▸ AIM
List each line holding the string "this".

▸ DATA LINES
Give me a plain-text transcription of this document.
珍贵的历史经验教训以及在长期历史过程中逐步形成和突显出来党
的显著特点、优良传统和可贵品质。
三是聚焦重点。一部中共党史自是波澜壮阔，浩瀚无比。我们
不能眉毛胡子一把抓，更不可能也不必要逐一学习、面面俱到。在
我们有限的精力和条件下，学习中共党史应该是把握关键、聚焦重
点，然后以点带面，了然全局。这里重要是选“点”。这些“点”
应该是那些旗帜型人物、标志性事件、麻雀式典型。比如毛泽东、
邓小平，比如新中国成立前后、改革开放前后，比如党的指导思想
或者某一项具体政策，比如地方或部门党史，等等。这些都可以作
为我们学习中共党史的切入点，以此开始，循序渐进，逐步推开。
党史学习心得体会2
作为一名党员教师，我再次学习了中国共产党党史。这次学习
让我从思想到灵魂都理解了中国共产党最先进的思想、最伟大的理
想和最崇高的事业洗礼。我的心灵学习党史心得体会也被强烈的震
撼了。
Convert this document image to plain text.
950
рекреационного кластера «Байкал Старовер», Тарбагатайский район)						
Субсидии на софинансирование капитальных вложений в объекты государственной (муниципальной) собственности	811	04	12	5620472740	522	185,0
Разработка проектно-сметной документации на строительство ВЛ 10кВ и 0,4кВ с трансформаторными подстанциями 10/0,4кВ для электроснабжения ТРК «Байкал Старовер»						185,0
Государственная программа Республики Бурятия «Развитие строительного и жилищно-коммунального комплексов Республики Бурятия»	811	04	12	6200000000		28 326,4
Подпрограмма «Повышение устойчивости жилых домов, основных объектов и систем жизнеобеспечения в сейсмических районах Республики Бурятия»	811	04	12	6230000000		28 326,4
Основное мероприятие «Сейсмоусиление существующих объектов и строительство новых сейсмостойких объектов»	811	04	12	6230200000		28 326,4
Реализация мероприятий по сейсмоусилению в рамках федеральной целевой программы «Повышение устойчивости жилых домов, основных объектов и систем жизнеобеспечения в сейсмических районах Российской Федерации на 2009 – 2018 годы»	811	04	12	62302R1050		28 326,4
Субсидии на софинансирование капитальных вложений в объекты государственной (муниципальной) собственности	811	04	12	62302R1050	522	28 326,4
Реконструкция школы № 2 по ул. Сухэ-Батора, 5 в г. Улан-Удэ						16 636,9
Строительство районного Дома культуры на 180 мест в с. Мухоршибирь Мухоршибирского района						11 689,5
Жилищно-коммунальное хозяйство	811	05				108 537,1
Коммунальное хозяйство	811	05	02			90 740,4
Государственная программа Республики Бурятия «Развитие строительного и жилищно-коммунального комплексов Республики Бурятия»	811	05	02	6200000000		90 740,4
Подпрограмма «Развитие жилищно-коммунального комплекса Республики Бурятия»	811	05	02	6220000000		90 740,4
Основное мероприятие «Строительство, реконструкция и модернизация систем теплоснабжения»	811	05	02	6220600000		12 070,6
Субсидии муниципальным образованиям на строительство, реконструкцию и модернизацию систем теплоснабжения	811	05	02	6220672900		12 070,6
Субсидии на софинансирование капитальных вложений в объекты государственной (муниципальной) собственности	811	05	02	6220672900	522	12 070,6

▸ SOLUTION
Give me a plain-text transcription of this document.
Convert this document image to plain text.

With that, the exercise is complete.